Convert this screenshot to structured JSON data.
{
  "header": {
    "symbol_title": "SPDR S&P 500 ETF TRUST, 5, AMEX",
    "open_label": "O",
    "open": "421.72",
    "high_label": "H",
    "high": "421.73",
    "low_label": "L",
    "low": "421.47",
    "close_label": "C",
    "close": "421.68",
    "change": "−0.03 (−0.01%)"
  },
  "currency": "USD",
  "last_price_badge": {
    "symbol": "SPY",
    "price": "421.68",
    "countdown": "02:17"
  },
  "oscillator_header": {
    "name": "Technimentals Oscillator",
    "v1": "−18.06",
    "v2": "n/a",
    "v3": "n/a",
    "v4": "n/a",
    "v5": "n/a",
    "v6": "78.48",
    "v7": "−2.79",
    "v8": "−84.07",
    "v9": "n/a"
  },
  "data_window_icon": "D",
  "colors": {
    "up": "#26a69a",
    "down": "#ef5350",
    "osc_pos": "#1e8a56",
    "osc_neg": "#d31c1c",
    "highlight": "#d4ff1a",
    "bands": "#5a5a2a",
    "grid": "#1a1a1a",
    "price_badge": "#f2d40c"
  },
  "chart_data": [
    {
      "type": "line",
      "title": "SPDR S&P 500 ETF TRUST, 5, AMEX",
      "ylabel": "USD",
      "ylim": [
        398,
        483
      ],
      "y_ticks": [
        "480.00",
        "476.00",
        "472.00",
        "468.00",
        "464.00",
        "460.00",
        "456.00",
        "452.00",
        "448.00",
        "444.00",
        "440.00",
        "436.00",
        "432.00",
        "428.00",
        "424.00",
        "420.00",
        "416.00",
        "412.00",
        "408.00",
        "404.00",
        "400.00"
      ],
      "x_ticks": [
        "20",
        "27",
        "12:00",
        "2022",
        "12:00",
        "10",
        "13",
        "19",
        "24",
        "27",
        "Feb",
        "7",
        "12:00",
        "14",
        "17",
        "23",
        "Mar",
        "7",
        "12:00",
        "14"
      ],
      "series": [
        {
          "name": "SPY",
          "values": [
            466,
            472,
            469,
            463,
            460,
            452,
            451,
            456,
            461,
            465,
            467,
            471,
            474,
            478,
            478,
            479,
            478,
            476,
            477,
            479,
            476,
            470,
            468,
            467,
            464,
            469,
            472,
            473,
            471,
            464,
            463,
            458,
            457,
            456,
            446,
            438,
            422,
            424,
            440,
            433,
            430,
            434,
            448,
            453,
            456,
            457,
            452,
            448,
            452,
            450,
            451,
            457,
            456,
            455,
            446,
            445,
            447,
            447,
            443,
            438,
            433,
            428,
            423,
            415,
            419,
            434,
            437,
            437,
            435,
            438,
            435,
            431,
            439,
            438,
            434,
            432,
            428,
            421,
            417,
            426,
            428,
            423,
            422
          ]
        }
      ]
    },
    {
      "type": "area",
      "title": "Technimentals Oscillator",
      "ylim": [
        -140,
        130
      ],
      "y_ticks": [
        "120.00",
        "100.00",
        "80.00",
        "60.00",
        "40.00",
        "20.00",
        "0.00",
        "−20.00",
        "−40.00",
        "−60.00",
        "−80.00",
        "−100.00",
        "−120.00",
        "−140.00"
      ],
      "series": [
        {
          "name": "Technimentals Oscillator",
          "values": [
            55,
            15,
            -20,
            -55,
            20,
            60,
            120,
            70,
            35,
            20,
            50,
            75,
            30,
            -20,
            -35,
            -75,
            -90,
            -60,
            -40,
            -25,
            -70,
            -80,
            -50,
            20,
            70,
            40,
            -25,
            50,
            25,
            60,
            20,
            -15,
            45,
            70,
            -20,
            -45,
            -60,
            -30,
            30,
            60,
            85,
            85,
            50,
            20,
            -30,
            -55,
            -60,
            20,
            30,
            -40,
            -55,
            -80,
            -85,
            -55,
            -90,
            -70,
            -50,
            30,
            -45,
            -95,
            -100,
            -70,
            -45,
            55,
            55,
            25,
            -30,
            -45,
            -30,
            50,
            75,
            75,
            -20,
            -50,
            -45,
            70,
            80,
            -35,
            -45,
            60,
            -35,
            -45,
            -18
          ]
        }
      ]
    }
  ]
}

· · ·

Challenge
Read the entries and show each line that mentions "Technimentals".

Answer in full
    "name": "Technimentals Oscillator",
      "title": "Technimentals Oscillator",
          "name": "Technimentals Oscillator",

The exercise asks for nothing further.